Reproduce the records below in their entirety, character for character.

===== The data

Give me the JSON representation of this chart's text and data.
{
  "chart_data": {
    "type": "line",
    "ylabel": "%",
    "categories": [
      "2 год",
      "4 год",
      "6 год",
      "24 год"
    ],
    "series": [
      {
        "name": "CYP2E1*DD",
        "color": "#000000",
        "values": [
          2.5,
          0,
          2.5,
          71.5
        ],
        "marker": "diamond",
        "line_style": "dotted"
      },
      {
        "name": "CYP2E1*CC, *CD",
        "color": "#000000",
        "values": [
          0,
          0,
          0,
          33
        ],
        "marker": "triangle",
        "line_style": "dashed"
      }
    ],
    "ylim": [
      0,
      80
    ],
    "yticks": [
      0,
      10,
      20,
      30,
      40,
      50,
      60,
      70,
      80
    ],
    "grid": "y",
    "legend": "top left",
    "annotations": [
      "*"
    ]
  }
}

==========

(Solution for this problem):
Give me the JSON representation of this chart's text and data.
{
  "chart_data": {
    "type": "line",
    "ylabel": "%",
    "categories": [
      "2 год",
      "4 год",
      "6 год",
      "24 год"
    ],
    "series": [
      {
        "name": "CYP2E1*DD",
        "color": "#000000",
        "values": [
          2.5,
          0,
          2.5,
          71.5
        ],
        "marker": "diamond",
        "line_style": "dotted"
      },
      {
        "name": "CYP2E1*CC, *CD",
        "color": "#000000",
        "values": [
          0,
          0,
          0,
          33
        ],
        "marker": "triangle",
        "line_style": "dashed"
      }
    ],
    "ylim": [
      0,
      80
    ],
    "yticks": [
      0,
      10,
      20,
      30,
      40,
      50,
      60,
      70,
      80
    ],
    "grid": "y",
    "legend": "top left",
    "annotations": [
      "*"
    ]
  }
}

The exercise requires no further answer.